SET TASK: Filter the records below and copy every line containing the word "panel".
## BEGIN INPUT ROWS
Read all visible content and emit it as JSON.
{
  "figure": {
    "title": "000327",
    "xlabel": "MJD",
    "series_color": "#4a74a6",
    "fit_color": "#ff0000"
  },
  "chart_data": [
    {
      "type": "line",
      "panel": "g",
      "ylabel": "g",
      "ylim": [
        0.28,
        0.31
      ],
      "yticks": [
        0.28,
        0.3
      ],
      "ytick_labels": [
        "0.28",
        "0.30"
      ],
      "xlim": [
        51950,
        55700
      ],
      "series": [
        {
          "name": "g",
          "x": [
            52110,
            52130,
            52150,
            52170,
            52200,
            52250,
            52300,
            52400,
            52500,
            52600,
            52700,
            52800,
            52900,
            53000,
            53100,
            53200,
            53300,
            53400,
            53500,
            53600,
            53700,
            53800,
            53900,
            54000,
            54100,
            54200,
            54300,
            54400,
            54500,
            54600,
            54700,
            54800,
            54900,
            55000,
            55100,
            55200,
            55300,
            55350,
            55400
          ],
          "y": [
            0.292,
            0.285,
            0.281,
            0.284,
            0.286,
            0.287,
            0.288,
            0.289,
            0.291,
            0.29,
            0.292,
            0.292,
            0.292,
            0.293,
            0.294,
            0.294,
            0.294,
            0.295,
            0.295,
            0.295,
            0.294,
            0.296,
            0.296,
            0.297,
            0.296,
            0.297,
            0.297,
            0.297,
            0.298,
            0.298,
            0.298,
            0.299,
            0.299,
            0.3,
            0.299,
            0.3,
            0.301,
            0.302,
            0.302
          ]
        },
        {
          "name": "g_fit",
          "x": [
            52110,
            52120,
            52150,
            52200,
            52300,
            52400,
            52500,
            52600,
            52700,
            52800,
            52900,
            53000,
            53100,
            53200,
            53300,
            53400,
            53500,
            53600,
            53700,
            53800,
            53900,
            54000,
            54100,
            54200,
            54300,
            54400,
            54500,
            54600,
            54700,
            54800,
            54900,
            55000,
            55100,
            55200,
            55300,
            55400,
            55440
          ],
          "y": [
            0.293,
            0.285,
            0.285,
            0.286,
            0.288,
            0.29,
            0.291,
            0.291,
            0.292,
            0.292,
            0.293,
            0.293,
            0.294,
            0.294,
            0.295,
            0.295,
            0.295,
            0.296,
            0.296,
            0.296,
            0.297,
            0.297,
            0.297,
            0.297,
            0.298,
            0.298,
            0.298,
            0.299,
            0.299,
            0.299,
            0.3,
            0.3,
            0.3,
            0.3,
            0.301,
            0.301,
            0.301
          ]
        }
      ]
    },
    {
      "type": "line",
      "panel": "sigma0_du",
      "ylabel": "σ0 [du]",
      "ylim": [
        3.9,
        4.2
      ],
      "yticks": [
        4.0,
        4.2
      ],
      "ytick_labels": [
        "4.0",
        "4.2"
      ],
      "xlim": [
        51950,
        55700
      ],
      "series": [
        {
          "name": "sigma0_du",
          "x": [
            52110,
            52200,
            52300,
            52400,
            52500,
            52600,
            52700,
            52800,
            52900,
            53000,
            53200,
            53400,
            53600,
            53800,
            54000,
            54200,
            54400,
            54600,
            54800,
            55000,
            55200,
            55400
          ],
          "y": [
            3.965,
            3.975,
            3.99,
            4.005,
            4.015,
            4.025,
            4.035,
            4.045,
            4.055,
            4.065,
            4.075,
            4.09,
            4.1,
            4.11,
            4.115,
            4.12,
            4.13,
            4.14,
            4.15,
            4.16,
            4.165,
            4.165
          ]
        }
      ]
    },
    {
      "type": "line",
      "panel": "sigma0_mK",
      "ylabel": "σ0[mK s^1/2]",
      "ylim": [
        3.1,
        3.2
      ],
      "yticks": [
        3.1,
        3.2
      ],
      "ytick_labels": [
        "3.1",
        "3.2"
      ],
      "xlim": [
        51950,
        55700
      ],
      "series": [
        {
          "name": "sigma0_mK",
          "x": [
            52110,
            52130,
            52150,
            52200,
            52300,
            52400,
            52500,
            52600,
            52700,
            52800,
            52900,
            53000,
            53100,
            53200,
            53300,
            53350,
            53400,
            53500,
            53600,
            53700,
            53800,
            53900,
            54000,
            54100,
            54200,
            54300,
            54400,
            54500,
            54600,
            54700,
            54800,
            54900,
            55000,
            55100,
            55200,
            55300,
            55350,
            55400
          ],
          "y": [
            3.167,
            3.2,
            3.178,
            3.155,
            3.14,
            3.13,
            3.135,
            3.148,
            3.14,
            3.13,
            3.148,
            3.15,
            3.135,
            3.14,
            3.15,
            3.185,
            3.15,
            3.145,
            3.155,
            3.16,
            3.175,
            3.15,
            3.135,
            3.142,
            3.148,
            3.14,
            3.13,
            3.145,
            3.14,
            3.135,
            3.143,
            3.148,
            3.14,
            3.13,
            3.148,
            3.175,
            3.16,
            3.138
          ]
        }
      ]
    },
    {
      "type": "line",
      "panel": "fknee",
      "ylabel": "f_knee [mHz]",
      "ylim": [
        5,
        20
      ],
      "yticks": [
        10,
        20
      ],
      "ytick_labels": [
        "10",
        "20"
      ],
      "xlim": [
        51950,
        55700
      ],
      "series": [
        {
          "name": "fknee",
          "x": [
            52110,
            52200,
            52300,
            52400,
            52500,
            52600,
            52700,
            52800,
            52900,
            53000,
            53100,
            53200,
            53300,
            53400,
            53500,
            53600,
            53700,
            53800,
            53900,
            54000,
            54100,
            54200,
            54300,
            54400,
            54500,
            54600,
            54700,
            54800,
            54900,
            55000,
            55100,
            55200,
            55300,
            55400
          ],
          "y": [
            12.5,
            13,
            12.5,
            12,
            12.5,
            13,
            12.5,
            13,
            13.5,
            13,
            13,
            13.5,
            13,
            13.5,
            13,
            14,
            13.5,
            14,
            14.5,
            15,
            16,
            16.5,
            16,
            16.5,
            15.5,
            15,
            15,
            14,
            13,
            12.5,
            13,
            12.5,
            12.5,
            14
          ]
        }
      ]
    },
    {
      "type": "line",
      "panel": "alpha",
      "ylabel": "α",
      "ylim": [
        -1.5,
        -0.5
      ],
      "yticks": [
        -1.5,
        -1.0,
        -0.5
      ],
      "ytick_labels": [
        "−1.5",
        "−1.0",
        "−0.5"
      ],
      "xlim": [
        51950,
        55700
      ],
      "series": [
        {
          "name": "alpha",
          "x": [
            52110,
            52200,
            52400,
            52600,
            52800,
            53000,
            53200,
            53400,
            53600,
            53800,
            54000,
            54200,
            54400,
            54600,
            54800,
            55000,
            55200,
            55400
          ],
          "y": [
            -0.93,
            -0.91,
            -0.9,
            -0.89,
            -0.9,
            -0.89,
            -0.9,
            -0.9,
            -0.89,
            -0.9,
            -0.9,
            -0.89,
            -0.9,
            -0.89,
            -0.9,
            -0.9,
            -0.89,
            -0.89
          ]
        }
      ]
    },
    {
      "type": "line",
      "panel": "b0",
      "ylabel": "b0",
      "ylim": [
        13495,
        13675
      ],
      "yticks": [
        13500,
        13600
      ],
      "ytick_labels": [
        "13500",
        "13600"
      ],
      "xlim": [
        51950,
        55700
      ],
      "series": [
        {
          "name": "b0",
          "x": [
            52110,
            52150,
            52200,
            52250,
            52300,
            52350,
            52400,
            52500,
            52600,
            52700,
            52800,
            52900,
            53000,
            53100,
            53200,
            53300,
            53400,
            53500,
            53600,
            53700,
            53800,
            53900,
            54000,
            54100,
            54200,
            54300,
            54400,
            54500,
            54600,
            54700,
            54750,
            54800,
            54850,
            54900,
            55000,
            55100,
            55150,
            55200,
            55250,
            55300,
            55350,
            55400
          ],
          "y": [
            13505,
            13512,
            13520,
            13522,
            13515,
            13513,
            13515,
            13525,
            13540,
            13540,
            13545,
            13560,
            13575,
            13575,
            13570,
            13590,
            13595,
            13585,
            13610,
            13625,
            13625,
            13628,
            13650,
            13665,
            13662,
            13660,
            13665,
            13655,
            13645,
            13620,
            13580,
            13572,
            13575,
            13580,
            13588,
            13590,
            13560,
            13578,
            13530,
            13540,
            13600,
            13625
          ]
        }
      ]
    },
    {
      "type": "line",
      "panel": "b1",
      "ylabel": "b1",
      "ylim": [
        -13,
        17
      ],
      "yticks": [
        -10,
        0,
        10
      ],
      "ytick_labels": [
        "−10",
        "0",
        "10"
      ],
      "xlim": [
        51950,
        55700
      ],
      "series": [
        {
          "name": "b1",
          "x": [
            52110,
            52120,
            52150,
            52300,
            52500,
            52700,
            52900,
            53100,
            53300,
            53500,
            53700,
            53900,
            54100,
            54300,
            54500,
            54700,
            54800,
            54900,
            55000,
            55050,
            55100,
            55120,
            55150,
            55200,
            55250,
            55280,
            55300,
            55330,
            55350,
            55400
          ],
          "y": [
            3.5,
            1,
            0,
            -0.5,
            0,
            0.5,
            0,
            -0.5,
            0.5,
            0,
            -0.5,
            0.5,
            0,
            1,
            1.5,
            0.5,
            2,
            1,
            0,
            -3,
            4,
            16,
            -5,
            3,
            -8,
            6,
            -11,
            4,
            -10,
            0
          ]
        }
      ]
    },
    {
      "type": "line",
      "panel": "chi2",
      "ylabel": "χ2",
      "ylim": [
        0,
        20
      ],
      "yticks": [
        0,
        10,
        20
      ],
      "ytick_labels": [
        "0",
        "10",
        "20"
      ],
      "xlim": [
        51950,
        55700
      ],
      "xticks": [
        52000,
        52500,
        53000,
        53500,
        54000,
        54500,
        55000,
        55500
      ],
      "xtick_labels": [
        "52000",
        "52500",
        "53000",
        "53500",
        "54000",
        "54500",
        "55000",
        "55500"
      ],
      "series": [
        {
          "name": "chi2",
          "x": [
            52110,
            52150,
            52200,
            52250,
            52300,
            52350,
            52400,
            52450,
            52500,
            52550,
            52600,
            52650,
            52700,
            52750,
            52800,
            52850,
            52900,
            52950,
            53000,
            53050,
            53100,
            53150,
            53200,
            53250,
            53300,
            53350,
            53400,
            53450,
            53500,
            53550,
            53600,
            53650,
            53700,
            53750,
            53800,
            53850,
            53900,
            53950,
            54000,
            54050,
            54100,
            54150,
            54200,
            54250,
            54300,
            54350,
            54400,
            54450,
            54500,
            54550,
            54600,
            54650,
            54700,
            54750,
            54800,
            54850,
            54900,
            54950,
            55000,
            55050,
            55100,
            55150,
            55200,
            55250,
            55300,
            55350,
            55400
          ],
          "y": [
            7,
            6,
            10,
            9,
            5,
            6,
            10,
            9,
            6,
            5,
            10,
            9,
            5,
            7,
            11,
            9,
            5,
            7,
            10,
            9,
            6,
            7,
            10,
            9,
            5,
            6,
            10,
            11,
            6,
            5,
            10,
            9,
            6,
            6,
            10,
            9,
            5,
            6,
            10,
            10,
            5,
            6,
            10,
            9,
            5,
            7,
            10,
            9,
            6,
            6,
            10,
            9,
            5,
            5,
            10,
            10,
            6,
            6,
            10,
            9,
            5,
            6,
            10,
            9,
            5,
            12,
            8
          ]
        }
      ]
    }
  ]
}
## END INPUT ROWS
RESPONSE FOR THIS EXERCISE:
      "panel": "g",
      "panel": "sigma0_du",
      "panel": "sigma0_mK",
      "panel": "fknee",
      "panel": "alpha",
      "panel": "b0",
      "panel": "b1",
      "panel": "chi2",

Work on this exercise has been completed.